# Start of PROVIDED ENTRIES

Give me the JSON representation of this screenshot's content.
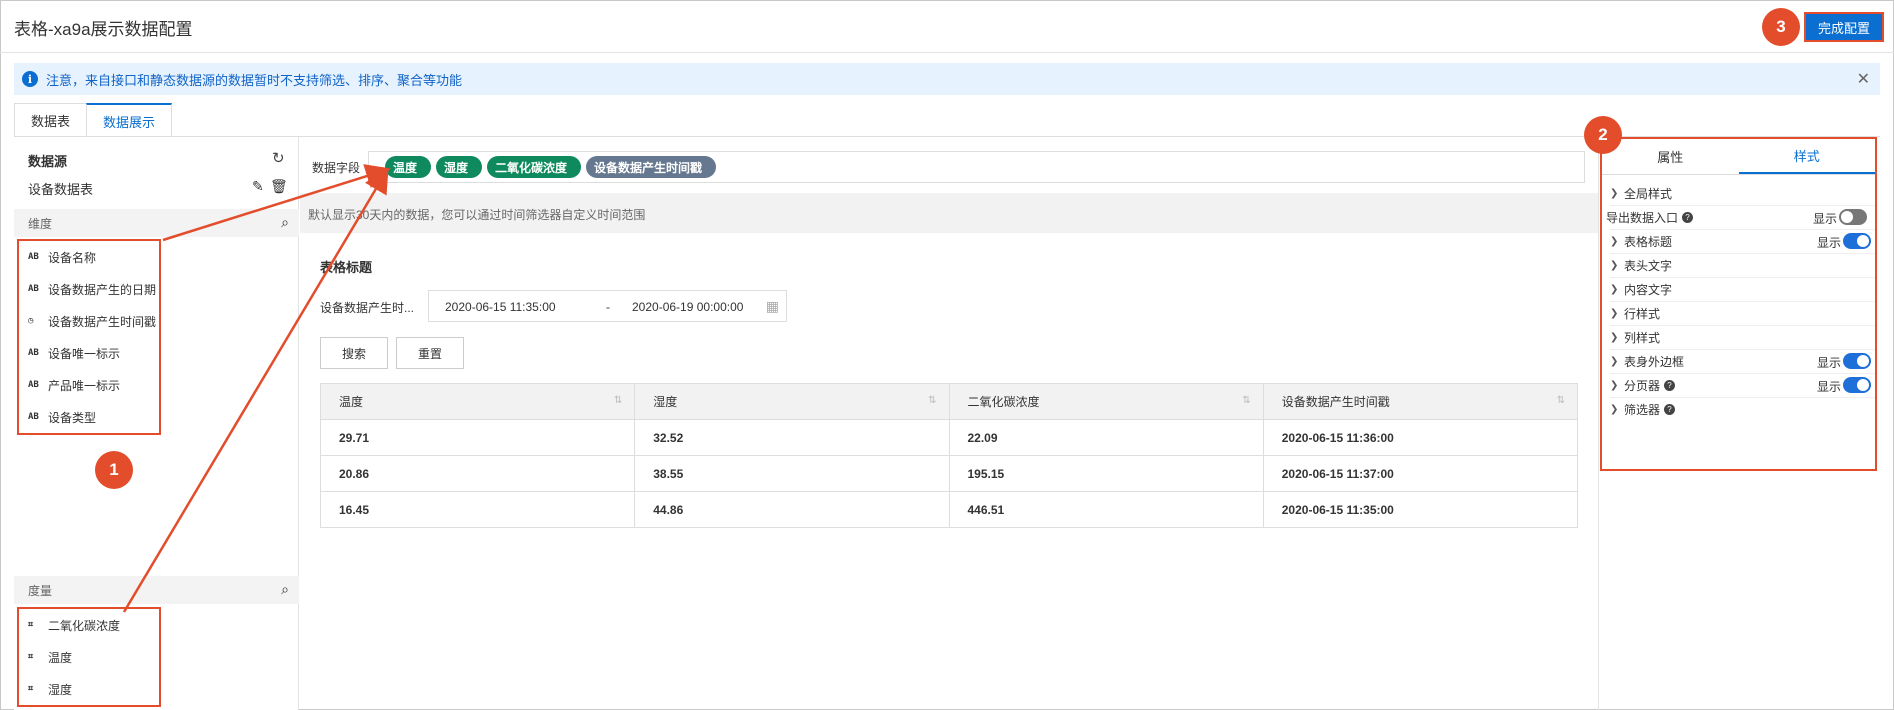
{
  "header": {
    "title": "表格-xa9a展示数据配置",
    "done_label": "完成配置"
  },
  "notice": {
    "text": "注意，来自接口和静态数据源的数据暂时不支持筛选、排序、聚合等功能",
    "close": "✕"
  },
  "tabs": [
    "数据表",
    "数据展示"
  ],
  "left": {
    "datasource_title": "数据源",
    "datasource_name": "设备数据表",
    "dimension_title": "维度",
    "dimensions": [
      {
        "type": "AB",
        "label": "设备名称"
      },
      {
        "type": "AB",
        "label": "设备数据产生的日期"
      },
      {
        "type": "◷",
        "label": "设备数据产生时间戳"
      },
      {
        "type": "AB",
        "label": "设备唯一标示"
      },
      {
        "type": "AB",
        "label": "产品唯一标示"
      },
      {
        "type": "AB",
        "label": "设备类型"
      }
    ],
    "measure_title": "度量",
    "measures": [
      {
        "type": "⌗",
        "label": "二氧化碳浓度"
      },
      {
        "type": "⌗",
        "label": "温度"
      },
      {
        "type": "⌗",
        "label": "湿度"
      }
    ]
  },
  "center": {
    "data_field_label": "数据字段",
    "chips": [
      "温度",
      "湿度",
      "二氧化碳浓度",
      "设备数据产生时间戳"
    ],
    "hint": "默认显示30天内的数据，您可以通过时间筛选器自定义时间范围",
    "table_title": "表格标题",
    "filter_label": "设备数据产生时...",
    "date_start": "2020-06-15 11:35:00",
    "date_sep": "-",
    "date_end": "2020-06-19 00:00:00",
    "search_label": "搜索",
    "reset_label": "重置",
    "columns": [
      "温度",
      "湿度",
      "二氧化碳浓度",
      "设备数据产生时间戳"
    ],
    "rows": [
      [
        "29.71",
        "32.52",
        "22.09",
        "2020-06-15 11:36:00"
      ],
      [
        "20.86",
        "38.55",
        "195.15",
        "2020-06-15 11:37:00"
      ],
      [
        "16.45",
        "44.86",
        "446.51",
        "2020-06-15 11:35:00"
      ]
    ]
  },
  "right": {
    "tabs": [
      "属性",
      "样式"
    ],
    "rows": [
      {
        "label": "全局样式",
        "chevron": true
      },
      {
        "label": "导出数据入口",
        "chevron": false,
        "help": true,
        "show": "显示",
        "toggle": false
      },
      {
        "label": "表格标题",
        "chevron": true,
        "show": "显示",
        "toggle": true
      },
      {
        "label": "表头文字",
        "chevron": true
      },
      {
        "label": "内容文字",
        "chevron": true
      },
      {
        "label": "行样式",
        "chevron": true
      },
      {
        "label": "列样式",
        "chevron": true
      },
      {
        "label": "表身外边框",
        "chevron": true,
        "show": "显示",
        "toggle": true
      },
      {
        "label": "分页器",
        "chevron": true,
        "help": true,
        "show": "显示",
        "toggle": true
      },
      {
        "label": "筛选器",
        "chevron": true,
        "help": true
      }
    ]
  },
  "badges": [
    "1",
    "2",
    "3"
  ],
  "colors": {
    "accent": "#0a6fd0",
    "annotation": "#e34d2c",
    "chip_green": "#0f8a5f",
    "chip_gray": "#66788f"
  }
}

# End of PROVIDED ENTRIES

OBJECTIVE —
Leaving all pictures aside, quote each record exactly.

ANSWER TO THIS EXERCISE —
Give me the JSON representation of this screenshot's content.
{
  "header": {
    "title": "表格-xa9a展示数据配置",
    "done_label": "完成配置"
  },
  "notice": {
    "text": "注意，来自接口和静态数据源的数据暂时不支持筛选、排序、聚合等功能",
    "close": "✕"
  },
  "tabs": [
    "数据表",
    "数据展示"
  ],
  "left": {
    "datasource_title": "数据源",
    "datasource_name": "设备数据表",
    "dimension_title": "维度",
    "dimensions": [
      {
        "type": "AB",
        "label": "设备名称"
      },
      {
        "type": "AB",
        "label": "设备数据产生的日期"
      },
      {
        "type": "◷",
        "label": "设备数据产生时间戳"
      },
      {
        "type": "AB",
        "label": "设备唯一标示"
      },
      {
        "type": "AB",
        "label": "产品唯一标示"
      },
      {
        "type": "AB",
        "label": "设备类型"
      }
    ],
    "measure_title": "度量",
    "measures": [
      {
        "type": "⌗",
        "label": "二氧化碳浓度"
      },
      {
        "type": "⌗",
        "label": "温度"
      },
      {
        "type": "⌗",
        "label": "湿度"
      }
    ]
  },
  "center": {
    "data_field_label": "数据字段",
    "chips": [
      "温度",
      "湿度",
      "二氧化碳浓度",
      "设备数据产生时间戳"
    ],
    "hint": "默认显示30天内的数据，您可以通过时间筛选器自定义时间范围",
    "table_title": "表格标题",
    "filter_label": "设备数据产生时...",
    "date_start": "2020-06-15 11:35:00",
    "date_sep": "-",
    "date_end": "2020-06-19 00:00:00",
    "search_label": "搜索",
    "reset_label": "重置",
    "columns": [
      "温度",
      "湿度",
      "二氧化碳浓度",
      "设备数据产生时间戳"
    ],
    "rows": [
      [
        "29.71",
        "32.52",
        "22.09",
        "2020-06-15 11:36:00"
      ],
      [
        "20.86",
        "38.55",
        "195.15",
        "2020-06-15 11:37:00"
      ],
      [
        "16.45",
        "44.86",
        "446.51",
        "2020-06-15 11:35:00"
      ]
    ]
  },
  "right": {
    "tabs": [
      "属性",
      "样式"
    ],
    "rows": [
      {
        "label": "全局样式",
        "chevron": true
      },
      {
        "label": "导出数据入口",
        "chevron": false,
        "help": true,
        "show": "显示",
        "toggle": false
      },
      {
        "label": "表格标题",
        "chevron": true,
        "show": "显示",
        "toggle": true
      },
      {
        "label": "表头文字",
        "chevron": true
      },
      {
        "label": "内容文字",
        "chevron": true
      },
      {
        "label": "行样式",
        "chevron": true
      },
      {
        "label": "列样式",
        "chevron": true
      },
      {
        "label": "表身外边框",
        "chevron": true,
        "show": "显示",
        "toggle": true
      },
      {
        "label": "分页器",
        "chevron": true,
        "help": true,
        "show": "显示",
        "toggle": true
      },
      {
        "label": "筛选器",
        "chevron": true,
        "help": true
      }
    ]
  },
  "badges": [
    "1",
    "2",
    "3"
  ],
  "colors": {
    "accent": "#0a6fd0",
    "annotation": "#e34d2c",
    "chip_green": "#0f8a5f",
    "chip_gray": "#66788f"
  }
}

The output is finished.